Source data.
────────
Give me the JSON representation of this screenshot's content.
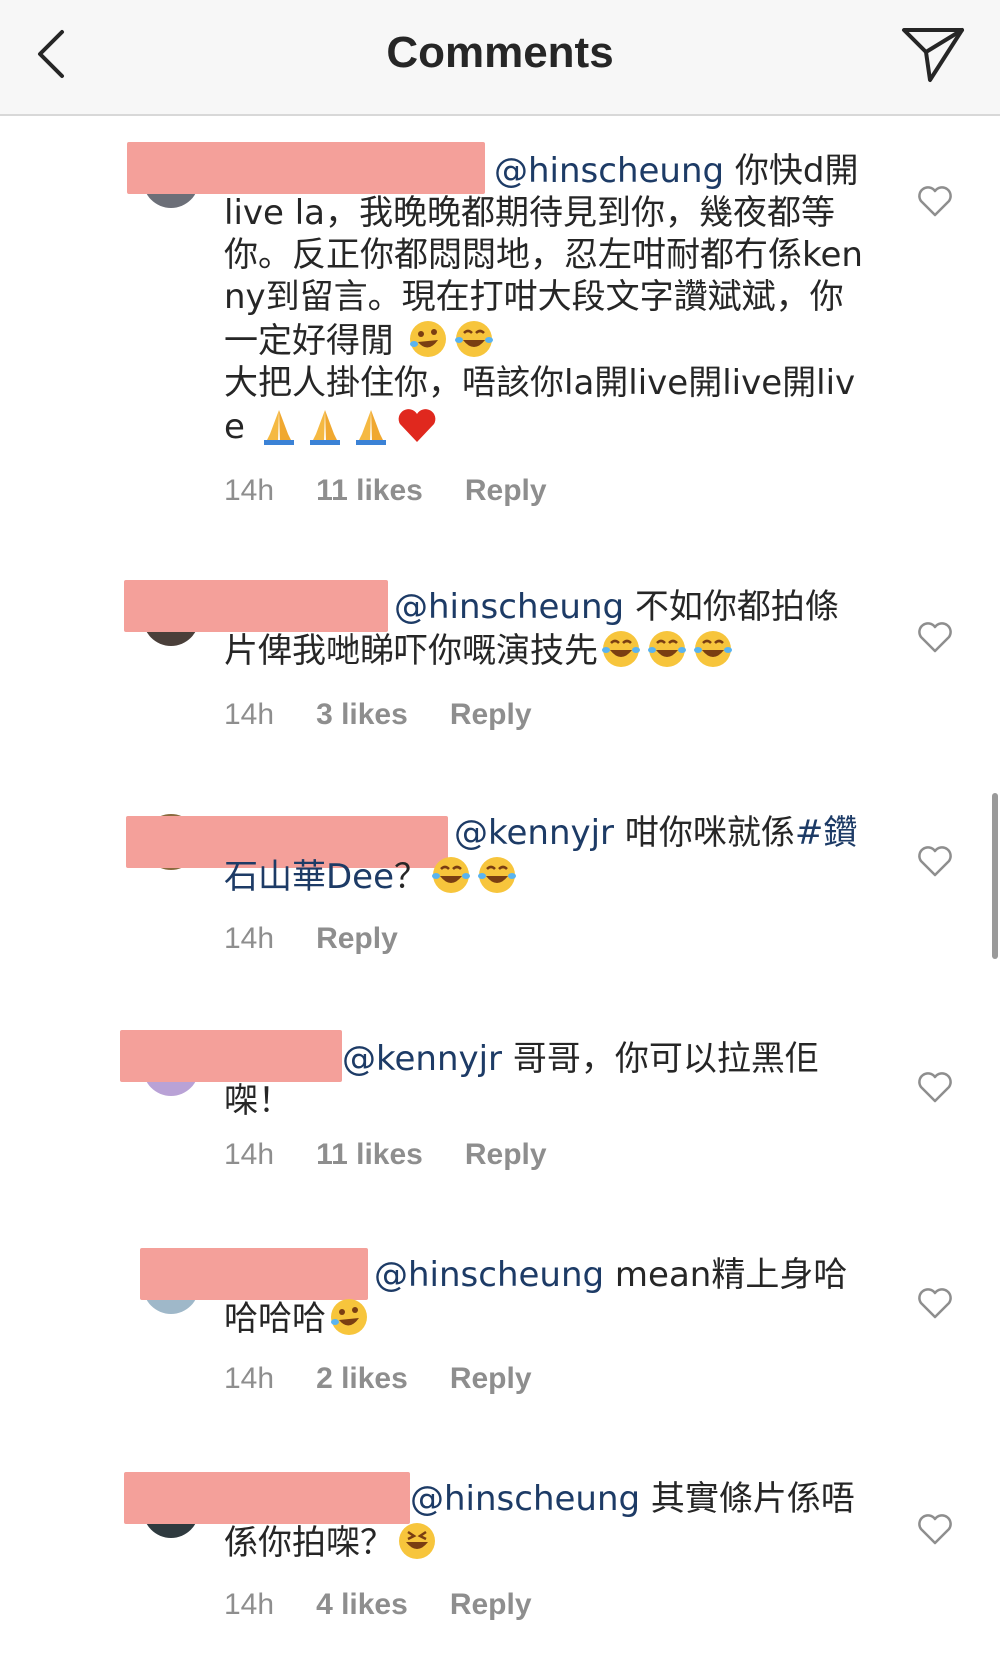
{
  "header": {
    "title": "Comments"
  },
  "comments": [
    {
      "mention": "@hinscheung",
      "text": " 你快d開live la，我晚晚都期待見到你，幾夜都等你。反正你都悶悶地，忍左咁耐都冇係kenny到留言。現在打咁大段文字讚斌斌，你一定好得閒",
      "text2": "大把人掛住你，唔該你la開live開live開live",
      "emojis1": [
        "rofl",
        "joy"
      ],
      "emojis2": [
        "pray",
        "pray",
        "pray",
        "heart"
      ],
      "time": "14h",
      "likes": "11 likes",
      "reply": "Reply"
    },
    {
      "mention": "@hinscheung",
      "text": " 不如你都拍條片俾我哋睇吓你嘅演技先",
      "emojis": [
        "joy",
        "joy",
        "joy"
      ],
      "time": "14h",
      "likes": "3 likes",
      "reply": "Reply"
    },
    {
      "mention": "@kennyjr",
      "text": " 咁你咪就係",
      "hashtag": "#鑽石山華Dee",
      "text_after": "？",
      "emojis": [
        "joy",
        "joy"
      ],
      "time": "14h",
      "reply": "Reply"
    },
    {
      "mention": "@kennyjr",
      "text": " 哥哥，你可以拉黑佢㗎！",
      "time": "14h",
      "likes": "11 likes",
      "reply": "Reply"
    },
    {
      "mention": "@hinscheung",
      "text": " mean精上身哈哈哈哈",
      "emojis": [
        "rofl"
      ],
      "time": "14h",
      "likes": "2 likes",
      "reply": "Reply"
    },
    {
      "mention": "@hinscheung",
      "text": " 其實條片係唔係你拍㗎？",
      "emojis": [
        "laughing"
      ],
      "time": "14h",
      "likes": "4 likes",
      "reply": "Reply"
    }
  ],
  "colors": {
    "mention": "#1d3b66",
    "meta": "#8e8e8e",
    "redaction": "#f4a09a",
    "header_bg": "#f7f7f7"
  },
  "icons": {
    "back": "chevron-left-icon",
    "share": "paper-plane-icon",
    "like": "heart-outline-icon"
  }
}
────────
Please write out all of the material above without changing a word, and omit any pictures.

Completed exercise.
Give me the JSON representation of this screenshot's content.
{
  "header": {
    "title": "Comments"
  },
  "comments": [
    {
      "mention": "@hinscheung",
      "text": " 你快d開live la，我晚晚都期待見到你，幾夜都等你。反正你都悶悶地，忍左咁耐都冇係kenny到留言。現在打咁大段文字讚斌斌，你一定好得閒",
      "text2": "大把人掛住你，唔該你la開live開live開live",
      "emojis1": [
        "rofl",
        "joy"
      ],
      "emojis2": [
        "pray",
        "pray",
        "pray",
        "heart"
      ],
      "time": "14h",
      "likes": "11 likes",
      "reply": "Reply"
    },
    {
      "mention": "@hinscheung",
      "text": " 不如你都拍條片俾我哋睇吓你嘅演技先",
      "emojis": [
        "joy",
        "joy",
        "joy"
      ],
      "time": "14h",
      "likes": "3 likes",
      "reply": "Reply"
    },
    {
      "mention": "@kennyjr",
      "text": " 咁你咪就係",
      "hashtag": "#鑽石山華Dee",
      "text_after": "？",
      "emojis": [
        "joy",
        "joy"
      ],
      "time": "14h",
      "reply": "Reply"
    },
    {
      "mention": "@kennyjr",
      "text": " 哥哥，你可以拉黑佢㗎！",
      "time": "14h",
      "likes": "11 likes",
      "reply": "Reply"
    },
    {
      "mention": "@hinscheung",
      "text": " mean精上身哈哈哈哈",
      "emojis": [
        "rofl"
      ],
      "time": "14h",
      "likes": "2 likes",
      "reply": "Reply"
    },
    {
      "mention": "@hinscheung",
      "text": " 其實條片係唔係你拍㗎？",
      "emojis": [
        "laughing"
      ],
      "time": "14h",
      "likes": "4 likes",
      "reply": "Reply"
    }
  ],
  "colors": {
    "mention": "#1d3b66",
    "meta": "#8e8e8e",
    "redaction": "#f4a09a",
    "header_bg": "#f7f7f7"
  },
  "icons": {
    "back": "chevron-left-icon",
    "share": "paper-plane-icon",
    "like": "heart-outline-icon"
  }
}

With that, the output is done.